Exercise objective >> Within the records, find every line that includes the word "obesity" and copy it.
____
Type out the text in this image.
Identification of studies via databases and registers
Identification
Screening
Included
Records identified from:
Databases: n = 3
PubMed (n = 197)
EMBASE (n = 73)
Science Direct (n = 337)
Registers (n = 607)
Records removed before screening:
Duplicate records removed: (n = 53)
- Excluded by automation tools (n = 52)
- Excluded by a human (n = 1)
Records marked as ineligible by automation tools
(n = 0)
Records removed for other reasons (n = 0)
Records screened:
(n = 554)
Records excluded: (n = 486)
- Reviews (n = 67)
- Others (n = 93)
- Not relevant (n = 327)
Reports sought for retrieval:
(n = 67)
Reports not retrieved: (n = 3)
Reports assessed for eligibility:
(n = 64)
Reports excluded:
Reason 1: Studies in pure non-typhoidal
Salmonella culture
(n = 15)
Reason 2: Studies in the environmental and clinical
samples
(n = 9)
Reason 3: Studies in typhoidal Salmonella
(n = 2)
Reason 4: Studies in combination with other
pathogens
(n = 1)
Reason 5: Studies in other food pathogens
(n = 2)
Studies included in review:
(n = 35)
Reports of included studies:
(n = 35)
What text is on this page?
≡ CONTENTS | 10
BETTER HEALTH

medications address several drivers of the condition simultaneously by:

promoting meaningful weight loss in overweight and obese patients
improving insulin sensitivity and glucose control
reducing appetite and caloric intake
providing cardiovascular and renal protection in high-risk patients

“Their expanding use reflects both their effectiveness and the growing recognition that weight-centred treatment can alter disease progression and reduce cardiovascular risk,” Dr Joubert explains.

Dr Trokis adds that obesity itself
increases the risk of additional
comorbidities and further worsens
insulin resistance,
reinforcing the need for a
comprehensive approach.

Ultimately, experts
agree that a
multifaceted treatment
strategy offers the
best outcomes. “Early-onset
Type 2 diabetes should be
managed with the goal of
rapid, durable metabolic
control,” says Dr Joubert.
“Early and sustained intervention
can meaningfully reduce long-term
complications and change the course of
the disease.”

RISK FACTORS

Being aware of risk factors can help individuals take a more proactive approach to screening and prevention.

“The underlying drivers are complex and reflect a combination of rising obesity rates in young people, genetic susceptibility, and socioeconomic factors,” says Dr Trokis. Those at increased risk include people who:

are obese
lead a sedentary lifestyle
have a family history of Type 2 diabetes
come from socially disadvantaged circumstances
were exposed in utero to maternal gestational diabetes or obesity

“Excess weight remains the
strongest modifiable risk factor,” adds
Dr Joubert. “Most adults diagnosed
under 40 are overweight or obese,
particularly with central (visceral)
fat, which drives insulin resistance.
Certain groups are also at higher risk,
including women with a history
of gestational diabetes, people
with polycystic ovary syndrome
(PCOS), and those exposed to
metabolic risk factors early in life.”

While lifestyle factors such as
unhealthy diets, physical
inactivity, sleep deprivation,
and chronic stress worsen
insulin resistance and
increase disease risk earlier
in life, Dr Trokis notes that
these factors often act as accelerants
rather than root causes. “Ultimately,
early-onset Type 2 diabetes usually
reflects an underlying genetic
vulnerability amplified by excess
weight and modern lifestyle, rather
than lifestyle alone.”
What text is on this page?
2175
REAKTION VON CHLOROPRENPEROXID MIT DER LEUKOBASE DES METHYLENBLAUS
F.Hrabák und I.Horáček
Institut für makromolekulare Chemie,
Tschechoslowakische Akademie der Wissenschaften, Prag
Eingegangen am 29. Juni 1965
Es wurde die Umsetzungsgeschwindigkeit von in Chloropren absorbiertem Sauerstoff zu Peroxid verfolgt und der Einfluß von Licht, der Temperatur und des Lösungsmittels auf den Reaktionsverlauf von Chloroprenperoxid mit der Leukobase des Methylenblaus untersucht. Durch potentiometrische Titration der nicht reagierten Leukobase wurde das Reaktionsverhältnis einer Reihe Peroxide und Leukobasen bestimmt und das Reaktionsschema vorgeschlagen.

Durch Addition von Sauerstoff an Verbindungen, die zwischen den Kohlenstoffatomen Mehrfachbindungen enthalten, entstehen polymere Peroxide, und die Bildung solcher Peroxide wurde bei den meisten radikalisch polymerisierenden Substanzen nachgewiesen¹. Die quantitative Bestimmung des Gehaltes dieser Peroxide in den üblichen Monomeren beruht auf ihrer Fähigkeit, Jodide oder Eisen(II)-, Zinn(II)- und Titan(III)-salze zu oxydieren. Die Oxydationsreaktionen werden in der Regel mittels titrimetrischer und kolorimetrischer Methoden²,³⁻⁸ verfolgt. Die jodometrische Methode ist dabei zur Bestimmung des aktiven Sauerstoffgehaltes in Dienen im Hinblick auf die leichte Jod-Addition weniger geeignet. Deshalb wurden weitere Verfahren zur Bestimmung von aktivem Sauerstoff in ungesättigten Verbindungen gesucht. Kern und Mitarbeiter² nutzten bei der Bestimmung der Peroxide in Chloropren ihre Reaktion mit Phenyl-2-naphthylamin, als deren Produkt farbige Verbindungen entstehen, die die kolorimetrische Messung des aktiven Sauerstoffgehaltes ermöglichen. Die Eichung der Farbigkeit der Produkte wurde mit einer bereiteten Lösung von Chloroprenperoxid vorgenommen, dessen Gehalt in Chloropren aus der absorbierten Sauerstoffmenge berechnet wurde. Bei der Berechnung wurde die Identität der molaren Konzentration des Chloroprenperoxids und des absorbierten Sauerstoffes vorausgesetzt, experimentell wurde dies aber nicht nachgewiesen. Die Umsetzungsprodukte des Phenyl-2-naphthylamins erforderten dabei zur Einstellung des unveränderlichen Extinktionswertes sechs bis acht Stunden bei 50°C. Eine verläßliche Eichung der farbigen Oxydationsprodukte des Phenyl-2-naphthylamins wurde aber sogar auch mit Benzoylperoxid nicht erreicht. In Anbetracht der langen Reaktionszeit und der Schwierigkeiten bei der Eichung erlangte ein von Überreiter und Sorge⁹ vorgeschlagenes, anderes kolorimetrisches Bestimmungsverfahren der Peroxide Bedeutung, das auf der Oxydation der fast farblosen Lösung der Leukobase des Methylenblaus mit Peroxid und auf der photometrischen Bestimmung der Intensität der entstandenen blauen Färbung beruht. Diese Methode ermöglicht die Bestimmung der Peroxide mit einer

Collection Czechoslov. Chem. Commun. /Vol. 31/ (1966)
____
Exercise solution >>
Dr Trokis adds that obesity itself
“The underlying drivers are complex and reflect a combination of rising obesity rates in young people, genetic susceptibility, and socioeconomic factors,” says Dr Trokis. Those at increased risk include people who:
were exposed in utero to maternal gestational diabetes or obesity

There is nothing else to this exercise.